*Exercise requirements:*
Repeat the whole listing exactly.

Excerpt from a dataset:
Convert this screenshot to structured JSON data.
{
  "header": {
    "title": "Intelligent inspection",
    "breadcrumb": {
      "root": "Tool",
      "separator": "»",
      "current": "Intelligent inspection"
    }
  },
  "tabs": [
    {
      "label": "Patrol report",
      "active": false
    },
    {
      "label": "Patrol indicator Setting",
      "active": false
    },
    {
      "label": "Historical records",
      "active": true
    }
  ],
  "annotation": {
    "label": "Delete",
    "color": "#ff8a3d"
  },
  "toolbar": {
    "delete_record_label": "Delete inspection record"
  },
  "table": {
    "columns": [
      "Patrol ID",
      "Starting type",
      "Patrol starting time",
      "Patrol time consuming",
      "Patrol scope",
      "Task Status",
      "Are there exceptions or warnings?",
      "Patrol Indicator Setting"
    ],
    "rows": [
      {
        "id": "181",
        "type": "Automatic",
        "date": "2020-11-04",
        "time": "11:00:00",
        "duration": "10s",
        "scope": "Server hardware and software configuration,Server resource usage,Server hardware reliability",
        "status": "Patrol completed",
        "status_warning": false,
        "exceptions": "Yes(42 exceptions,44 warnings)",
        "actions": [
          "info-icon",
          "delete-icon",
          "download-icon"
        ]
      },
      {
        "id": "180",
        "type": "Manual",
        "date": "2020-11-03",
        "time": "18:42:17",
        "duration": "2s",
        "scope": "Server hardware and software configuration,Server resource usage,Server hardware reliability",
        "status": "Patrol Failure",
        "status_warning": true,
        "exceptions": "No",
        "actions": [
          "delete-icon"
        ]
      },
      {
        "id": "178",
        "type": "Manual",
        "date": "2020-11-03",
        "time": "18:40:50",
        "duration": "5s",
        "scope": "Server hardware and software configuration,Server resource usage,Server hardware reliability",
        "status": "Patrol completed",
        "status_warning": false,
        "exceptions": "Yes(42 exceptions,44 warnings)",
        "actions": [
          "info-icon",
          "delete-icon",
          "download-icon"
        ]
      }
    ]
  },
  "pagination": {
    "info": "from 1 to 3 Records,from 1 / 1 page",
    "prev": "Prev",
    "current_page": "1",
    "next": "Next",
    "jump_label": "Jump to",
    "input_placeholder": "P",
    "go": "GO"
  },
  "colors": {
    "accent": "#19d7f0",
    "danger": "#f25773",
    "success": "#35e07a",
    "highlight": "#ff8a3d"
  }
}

*Task response:*
Convert this screenshot to structured JSON data.
{
  "header": {
    "title": "Intelligent inspection",
    "breadcrumb": {
      "root": "Tool",
      "separator": "»",
      "current": "Intelligent inspection"
    }
  },
  "tabs": [
    {
      "label": "Patrol report",
      "active": false
    },
    {
      "label": "Patrol indicator Setting",
      "active": false
    },
    {
      "label": "Historical records",
      "active": true
    }
  ],
  "annotation": {
    "label": "Delete",
    "color": "#ff8a3d"
  },
  "toolbar": {
    "delete_record_label": "Delete inspection record"
  },
  "table": {
    "columns": [
      "Patrol ID",
      "Starting type",
      "Patrol starting time",
      "Patrol time consuming",
      "Patrol scope",
      "Task Status",
      "Are there exceptions or warnings?",
      "Patrol Indicator Setting"
    ],
    "rows": [
      {
        "id": "181",
        "type": "Automatic",
        "date": "2020-11-04",
        "time": "11:00:00",
        "duration": "10s",
        "scope": "Server hardware and software configuration,Server resource usage,Server hardware reliability",
        "status": "Patrol completed",
        "status_warning": false,
        "exceptions": "Yes(42 exceptions,44 warnings)",
        "actions": [
          "info-icon",
          "delete-icon",
          "download-icon"
        ]
      },
      {
        "id": "180",
        "type": "Manual",
        "date": "2020-11-03",
        "time": "18:42:17",
        "duration": "2s",
        "scope": "Server hardware and software configuration,Server resource usage,Server hardware reliability",
        "status": "Patrol Failure",
        "status_warning": true,
        "exceptions": "No",
        "actions": [
          "delete-icon"
        ]
      },
      {
        "id": "178",
        "type": "Manual",
        "date": "2020-11-03",
        "time": "18:40:50",
        "duration": "5s",
        "scope": "Server hardware and software configuration,Server resource usage,Server hardware reliability",
        "status": "Patrol completed",
        "status_warning": false,
        "exceptions": "Yes(42 exceptions,44 warnings)",
        "actions": [
          "info-icon",
          "delete-icon",
          "download-icon"
        ]
      }
    ]
  },
  "pagination": {
    "info": "from 1 to 3 Records,from 1 / 1 page",
    "prev": "Prev",
    "current_page": "1",
    "next": "Next",
    "jump_label": "Jump to",
    "input_placeholder": "P",
    "go": "GO"
  },
  "colors": {
    "accent": "#19d7f0",
    "danger": "#f25773",
    "success": "#35e07a",
    "highlight": "#ff8a3d"
  }
}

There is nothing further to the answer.